Data shown:

┌──

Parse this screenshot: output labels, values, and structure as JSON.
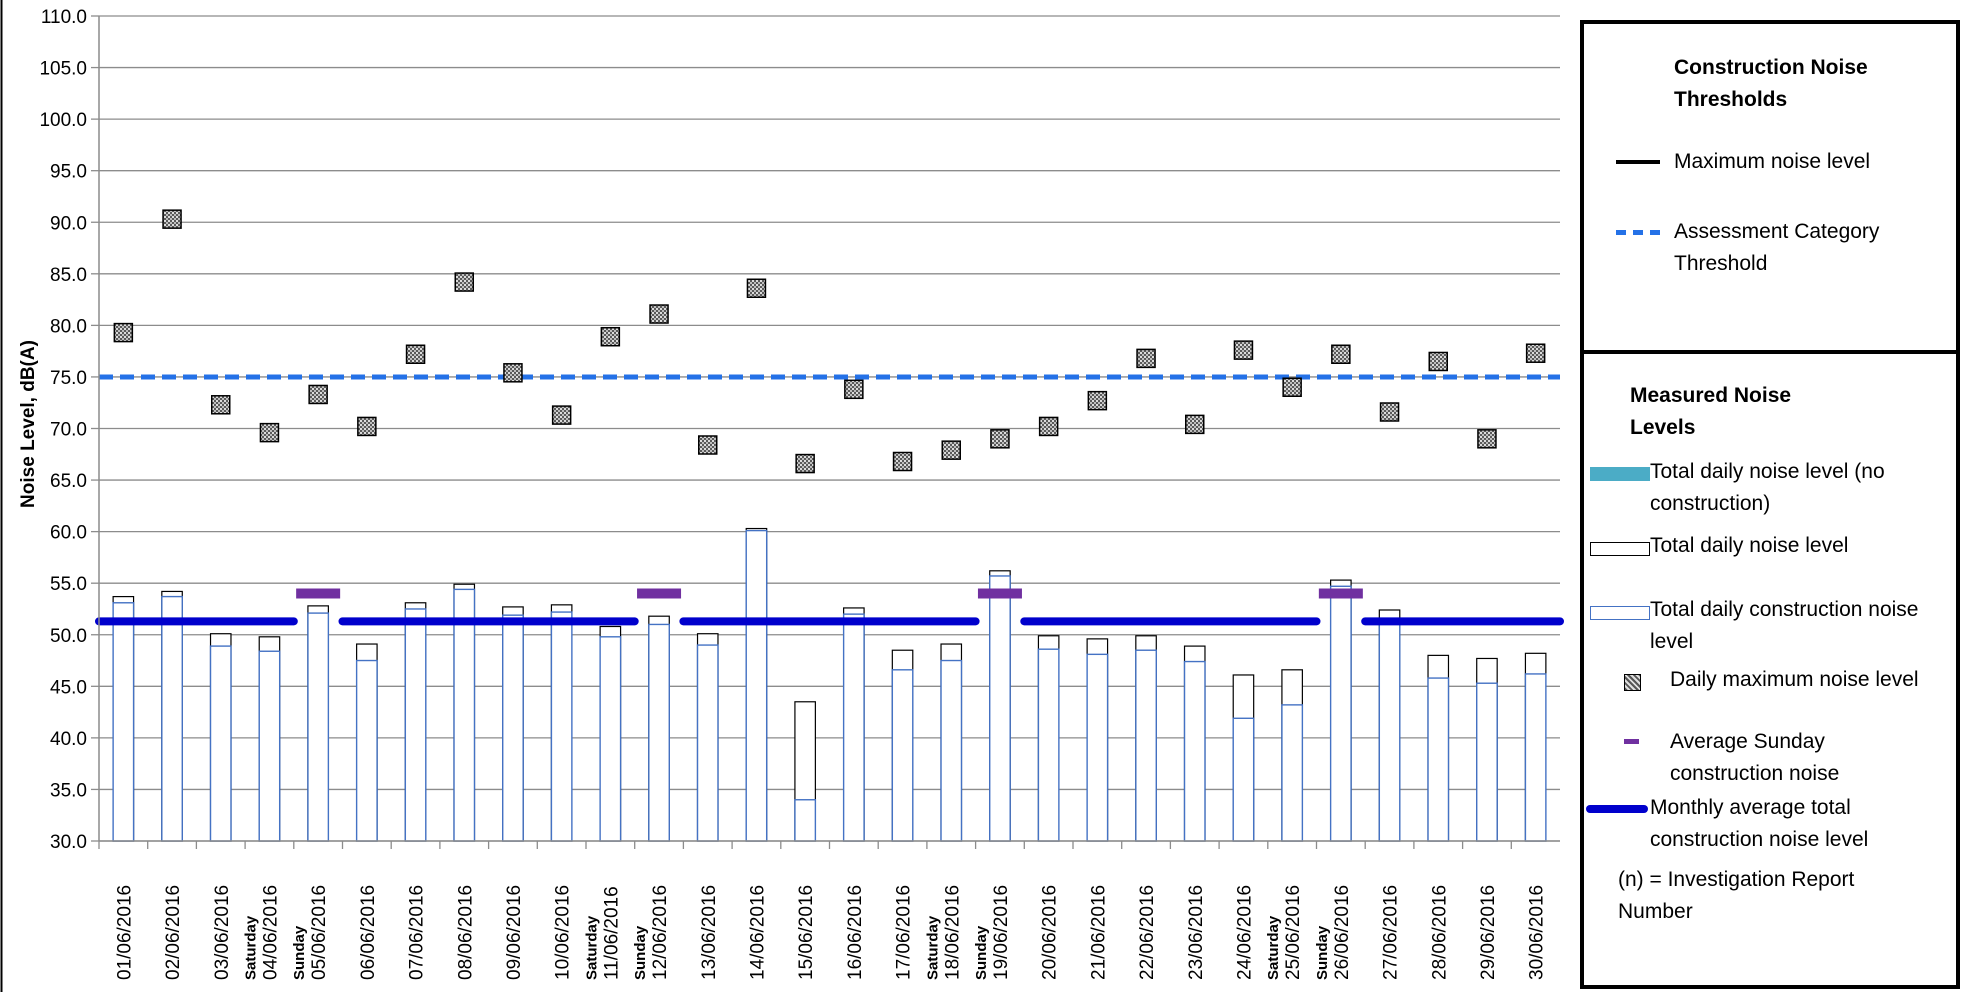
{
  "chart_data": {
    "type": "bar",
    "ylabel": "Noise Level, dB(A)",
    "xlabel": "",
    "ylim": [
      30.0,
      110.0
    ],
    "ytick_step": 5,
    "y_tick_labels": [
      "30.0",
      "35.0",
      "40.0",
      "45.0",
      "50.0",
      "55.0",
      "60.0",
      "65.0",
      "70.0",
      "75.0",
      "80.0",
      "85.0",
      "90.0",
      "95.0",
      "100.0",
      "105.0",
      "110.0"
    ],
    "grid": true,
    "categories": [
      "01/06/2016",
      "02/06/2016",
      "03/06/2016",
      "04/06/2016",
      "05/06/2016",
      "06/06/2016",
      "07/06/2016",
      "08/06/2016",
      "09/06/2016",
      "10/06/2016",
      "11/06/2016",
      "12/06/2016",
      "13/06/2016",
      "14/06/2016",
      "15/06/2016",
      "16/06/2016",
      "17/06/2016",
      "18/06/2016",
      "19/06/2016",
      "20/06/2016",
      "21/06/2016",
      "22/06/2016",
      "23/06/2016",
      "24/06/2016",
      "25/06/2016",
      "26/06/2016",
      "27/06/2016",
      "28/06/2016",
      "29/06/2016",
      "30/06/2016"
    ],
    "day_tags": [
      "",
      "",
      "",
      "Saturday",
      "Sunday",
      "",
      "",
      "",
      "",
      "",
      "Saturday",
      "Sunday",
      "",
      "",
      "",
      "",
      "",
      "Saturday",
      "Sunday",
      "",
      "",
      "",
      "",
      "",
      "Saturday",
      "Sunday",
      "",
      "",
      "",
      ""
    ],
    "series": [
      {
        "name": "Total daily construction noise level",
        "kind": "bar",
        "color": "#4472c4",
        "values": [
          53.1,
          53.7,
          48.9,
          48.4,
          52.1,
          47.5,
          52.5,
          54.4,
          51.9,
          52.2,
          49.8,
          51.0,
          49.0,
          60.1,
          34.0,
          52.0,
          46.6,
          47.5,
          55.7,
          48.6,
          48.1,
          48.5,
          47.4,
          41.9,
          43.2,
          54.7,
          51.5,
          45.8,
          45.3,
          46.2
        ]
      },
      {
        "name": "Total daily noise level",
        "kind": "bar",
        "color": "#000000",
        "values": [
          53.7,
          54.2,
          50.1,
          49.8,
          52.8,
          49.1,
          53.1,
          54.9,
          52.7,
          52.9,
          50.8,
          51.8,
          50.1,
          60.3,
          43.5,
          52.6,
          48.5,
          49.1,
          56.2,
          49.9,
          49.6,
          49.9,
          48.9,
          46.1,
          46.6,
          55.3,
          52.4,
          48.0,
          47.7,
          48.2
        ]
      },
      {
        "name": "Daily maximum noise level",
        "kind": "marker",
        "color": "#404040",
        "values": [
          79.3,
          90.3,
          72.3,
          69.6,
          73.3,
          70.2,
          77.2,
          84.2,
          75.4,
          71.3,
          78.9,
          81.1,
          68.4,
          83.6,
          66.6,
          73.8,
          66.8,
          67.9,
          69.0,
          70.2,
          72.7,
          76.8,
          70.4,
          77.6,
          74.0,
          77.2,
          71.6,
          76.5,
          69.0,
          77.3
        ]
      }
    ],
    "thresholds": [
      {
        "name": "Assessment Category Threshold",
        "value": 75.0,
        "color": "#2471e7"
      }
    ],
    "sunday_averages": {
      "name": "Average Sunday construction noise",
      "color": "#7030a0",
      "value": 54.0,
      "days": [
        4,
        11,
        18,
        25
      ]
    },
    "monthly_averages": {
      "name": "Monthly average total construction noise level",
      "color": "#0000cc",
      "value": 51.3,
      "segments": [
        [
          0,
          3
        ],
        [
          5,
          10
        ],
        [
          12,
          17
        ],
        [
          19,
          24
        ],
        [
          26,
          29
        ]
      ]
    }
  },
  "legend_thresholds": {
    "title": "Construction Noise Thresholds",
    "items": [
      {
        "label": "Maximum noise level",
        "color": "#000000"
      },
      {
        "label": "Assessment Category Threshold",
        "color": "#2471e7"
      }
    ]
  },
  "legend_measured": {
    "title": "Measured Noise Levels",
    "items": [
      {
        "label": "Total daily noise level (no construction)",
        "color": "#4bacc6"
      },
      {
        "label": "Total daily noise level",
        "color": "#000000"
      },
      {
        "label": "Total daily construction noise level",
        "color": "#4472c4"
      },
      {
        "label": "Daily maximum noise level",
        "color": "#404040"
      },
      {
        "label": "Average Sunday construction noise",
        "color": "#7030a0"
      },
      {
        "label": "Monthly average total construction noise level",
        "color": "#0000cc"
      },
      {
        "label": "(n) = Investigation Report Number",
        "color": ""
      }
    ]
  }
}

└──

Directions for this task: Quote the entries in full. Any image among them is to be omitted from the copy.

Answer:
Parse this screenshot: output labels, values, and structure as JSON.
{
  "chart_data": {
    "type": "bar",
    "ylabel": "Noise Level, dB(A)",
    "xlabel": "",
    "ylim": [
      30.0,
      110.0
    ],
    "ytick_step": 5,
    "y_tick_labels": [
      "30.0",
      "35.0",
      "40.0",
      "45.0",
      "50.0",
      "55.0",
      "60.0",
      "65.0",
      "70.0",
      "75.0",
      "80.0",
      "85.0",
      "90.0",
      "95.0",
      "100.0",
      "105.0",
      "110.0"
    ],
    "grid": true,
    "categories": [
      "01/06/2016",
      "02/06/2016",
      "03/06/2016",
      "04/06/2016",
      "05/06/2016",
      "06/06/2016",
      "07/06/2016",
      "08/06/2016",
      "09/06/2016",
      "10/06/2016",
      "11/06/2016",
      "12/06/2016",
      "13/06/2016",
      "14/06/2016",
      "15/06/2016",
      "16/06/2016",
      "17/06/2016",
      "18/06/2016",
      "19/06/2016",
      "20/06/2016",
      "21/06/2016",
      "22/06/2016",
      "23/06/2016",
      "24/06/2016",
      "25/06/2016",
      "26/06/2016",
      "27/06/2016",
      "28/06/2016",
      "29/06/2016",
      "30/06/2016"
    ],
    "day_tags": [
      "",
      "",
      "",
      "Saturday",
      "Sunday",
      "",
      "",
      "",
      "",
      "",
      "Saturday",
      "Sunday",
      "",
      "",
      "",
      "",
      "",
      "Saturday",
      "Sunday",
      "",
      "",
      "",
      "",
      "",
      "Saturday",
      "Sunday",
      "",
      "",
      "",
      ""
    ],
    "series": [
      {
        "name": "Total daily construction noise level",
        "kind": "bar",
        "color": "#4472c4",
        "values": [
          53.1,
          53.7,
          48.9,
          48.4,
          52.1,
          47.5,
          52.5,
          54.4,
          51.9,
          52.2,
          49.8,
          51.0,
          49.0,
          60.1,
          34.0,
          52.0,
          46.6,
          47.5,
          55.7,
          48.6,
          48.1,
          48.5,
          47.4,
          41.9,
          43.2,
          54.7,
          51.5,
          45.8,
          45.3,
          46.2
        ]
      },
      {
        "name": "Total daily noise level",
        "kind": "bar",
        "color": "#000000",
        "values": [
          53.7,
          54.2,
          50.1,
          49.8,
          52.8,
          49.1,
          53.1,
          54.9,
          52.7,
          52.9,
          50.8,
          51.8,
          50.1,
          60.3,
          43.5,
          52.6,
          48.5,
          49.1,
          56.2,
          49.9,
          49.6,
          49.9,
          48.9,
          46.1,
          46.6,
          55.3,
          52.4,
          48.0,
          47.7,
          48.2
        ]
      },
      {
        "name": "Daily maximum noise level",
        "kind": "marker",
        "color": "#404040",
        "values": [
          79.3,
          90.3,
          72.3,
          69.6,
          73.3,
          70.2,
          77.2,
          84.2,
          75.4,
          71.3,
          78.9,
          81.1,
          68.4,
          83.6,
          66.6,
          73.8,
          66.8,
          67.9,
          69.0,
          70.2,
          72.7,
          76.8,
          70.4,
          77.6,
          74.0,
          77.2,
          71.6,
          76.5,
          69.0,
          77.3
        ]
      }
    ],
    "thresholds": [
      {
        "name": "Assessment Category Threshold",
        "value": 75.0,
        "color": "#2471e7"
      }
    ],
    "sunday_averages": {
      "name": "Average Sunday construction noise",
      "color": "#7030a0",
      "value": 54.0,
      "days": [
        4,
        11,
        18,
        25
      ]
    },
    "monthly_averages": {
      "name": "Monthly average total construction noise level",
      "color": "#0000cc",
      "value": 51.3,
      "segments": [
        [
          0,
          3
        ],
        [
          5,
          10
        ],
        [
          12,
          17
        ],
        [
          19,
          24
        ],
        [
          26,
          29
        ]
      ]
    }
  },
  "legend_thresholds": {
    "title": "Construction Noise Thresholds",
    "items": [
      {
        "label": "Maximum noise level",
        "color": "#000000"
      },
      {
        "label": "Assessment Category Threshold",
        "color": "#2471e7"
      }
    ]
  },
  "legend_measured": {
    "title": "Measured Noise Levels",
    "items": [
      {
        "label": "Total daily noise level (no construction)",
        "color": "#4bacc6"
      },
      {
        "label": "Total daily noise level",
        "color": "#000000"
      },
      {
        "label": "Total daily construction noise level",
        "color": "#4472c4"
      },
      {
        "label": "Daily maximum noise level",
        "color": "#404040"
      },
      {
        "label": "Average Sunday construction noise",
        "color": "#7030a0"
      },
      {
        "label": "Monthly average total construction noise level",
        "color": "#0000cc"
      },
      {
        "label": "(n) = Investigation Report Number",
        "color": ""
      }
    ]
  }
}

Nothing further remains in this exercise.